- _EXERCISE AIM_: Reproduce each line of the material below word for word, keeping every character unchanged.

┄┄┄┄┄┄┄┄┄┄┄┄┄┄┄┄┄┄┄┄

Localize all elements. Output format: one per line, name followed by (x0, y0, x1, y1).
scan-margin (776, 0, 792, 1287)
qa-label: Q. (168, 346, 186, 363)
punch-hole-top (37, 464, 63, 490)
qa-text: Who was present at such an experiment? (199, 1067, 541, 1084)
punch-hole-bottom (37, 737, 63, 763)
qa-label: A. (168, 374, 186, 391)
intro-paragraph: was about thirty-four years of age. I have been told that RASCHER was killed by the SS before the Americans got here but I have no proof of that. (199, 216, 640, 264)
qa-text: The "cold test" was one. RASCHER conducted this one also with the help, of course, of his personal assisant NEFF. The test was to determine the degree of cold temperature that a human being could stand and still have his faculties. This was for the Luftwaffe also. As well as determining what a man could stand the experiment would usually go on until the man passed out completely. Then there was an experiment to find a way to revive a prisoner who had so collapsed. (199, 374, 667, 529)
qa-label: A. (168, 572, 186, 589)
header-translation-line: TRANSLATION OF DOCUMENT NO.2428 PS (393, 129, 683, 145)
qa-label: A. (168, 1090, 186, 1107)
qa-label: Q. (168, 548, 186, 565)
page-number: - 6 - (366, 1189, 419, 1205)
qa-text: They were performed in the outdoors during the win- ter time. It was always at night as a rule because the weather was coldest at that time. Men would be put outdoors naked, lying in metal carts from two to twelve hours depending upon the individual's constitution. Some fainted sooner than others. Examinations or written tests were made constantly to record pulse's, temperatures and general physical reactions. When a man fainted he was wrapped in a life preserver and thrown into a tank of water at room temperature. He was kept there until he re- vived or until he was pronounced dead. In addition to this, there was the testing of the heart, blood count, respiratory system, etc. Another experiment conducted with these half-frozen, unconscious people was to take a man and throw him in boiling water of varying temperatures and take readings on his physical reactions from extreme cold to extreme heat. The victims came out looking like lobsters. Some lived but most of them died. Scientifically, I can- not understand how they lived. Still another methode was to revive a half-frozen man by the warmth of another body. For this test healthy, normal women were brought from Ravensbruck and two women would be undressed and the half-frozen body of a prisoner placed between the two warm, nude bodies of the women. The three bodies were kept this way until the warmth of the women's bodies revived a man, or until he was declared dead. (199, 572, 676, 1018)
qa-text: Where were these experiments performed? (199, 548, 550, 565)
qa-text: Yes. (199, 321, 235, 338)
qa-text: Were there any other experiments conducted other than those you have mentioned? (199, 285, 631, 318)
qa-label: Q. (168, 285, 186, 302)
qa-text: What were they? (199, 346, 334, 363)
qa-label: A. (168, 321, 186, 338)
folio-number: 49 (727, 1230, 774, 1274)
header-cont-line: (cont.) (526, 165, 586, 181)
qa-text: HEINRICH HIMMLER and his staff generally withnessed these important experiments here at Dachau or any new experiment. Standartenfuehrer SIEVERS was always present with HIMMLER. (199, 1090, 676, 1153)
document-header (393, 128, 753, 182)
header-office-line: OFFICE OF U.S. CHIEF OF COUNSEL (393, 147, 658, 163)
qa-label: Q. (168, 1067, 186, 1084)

┄┄┄┄┄┄┄┄┄┄┄┄┄┄┄┄┄┄┄┄

- _CORRECT ANSWER_:
Localize all elements. Output format: one per line, name followed by (x0, y0, x1, y1).
scan-margin (776, 0, 792, 1287)
qa-label: Q. (168, 346, 186, 363)
punch-hole-top (37, 464, 63, 490)
qa-text: Who was present at such an experiment? (199, 1067, 541, 1084)
punch-hole-bottom (37, 737, 63, 763)
qa-label: A. (168, 374, 186, 391)
intro-paragraph: was about thirty-four years of age. I have been told that RASCHER was killed by the SS before the Americans got here but I have no proof of that. (199, 216, 640, 264)
qa-text: The "cold test" was one. RASCHER conducted this one also with the help, of course, of his personal assisant NEFF. The test was to determine the degree of cold temperature that a human being could stand and still have his faculties. This was for the Luftwaffe also. As well as determining what a man could stand the experiment would usually go on until the man passed out completely. Then there was an experiment to find a way to revive a prisoner who had so collapsed. (199, 374, 667, 529)
qa-label: A. (168, 572, 186, 589)
header-translation-line: TRANSLATION OF DOCUMENT NO.2428 PS (393, 129, 683, 145)
qa-label: A. (168, 1090, 186, 1107)
qa-label: Q. (168, 548, 186, 565)
page-number: - 6 - (366, 1189, 419, 1205)
qa-text: They were performed in the outdoors during the win- ter time. It was always at night as a rule because the weather was coldest at that time. Men would be put outdoors naked, lying in metal carts from two to twelve hours depending upon the individual's constitution. Some fainted sooner than others. Examinations or written tests were made constantly to record pulse's, temperatures and general physical reactions. When a man fainted he was wrapped in a life preserver and thrown into a tank of water at room temperature. He was kept there until he re- vived or until he was pronounced dead. In addition to this, there was the testing of the heart, blood count, respiratory system, etc. Another experiment conducted with these half-frozen, unconscious people was to take a man and throw him in boiling water of varying temperatures and take readings on his physical reactions from extreme cold to extreme heat. The victims came out looking like lobsters. Some lived but most of them died. Scientifically, I can- not understand how they lived. Still another methode was to revive a half-frozen man by the warmth of another body. For this test healthy, normal women were brought from Ravensbruck and two women would be undressed and the half-frozen body of a prisoner placed between the two warm, nude bodies of the women. The three bodies were kept this way until the warmth of the women's bodies revived a man, or until he was declared dead. (199, 572, 676, 1018)
qa-text: Where were these experiments performed? (199, 548, 550, 565)
qa-text: Yes. (199, 321, 235, 338)
qa-text: Were there any other experiments conducted other than those you have mentioned? (199, 285, 631, 318)
qa-label: Q. (168, 285, 186, 302)
qa-text: What were they? (199, 346, 334, 363)
qa-label: A. (168, 321, 186, 338)
folio-number: 49 (727, 1230, 774, 1274)
header-cont-line: (cont.) (526, 165, 586, 181)
qa-text: HEINRICH HIMMLER and his staff generally withnessed these important experiments here at Dachau or any new experiment. Standartenfuehrer SIEVERS was always present with HIMMLER. (199, 1090, 676, 1153)
document-header (393, 128, 753, 182)
header-office-line: OFFICE OF U.S. CHIEF OF COUNSEL (393, 147, 658, 163)
qa-label: Q. (168, 1067, 186, 1084)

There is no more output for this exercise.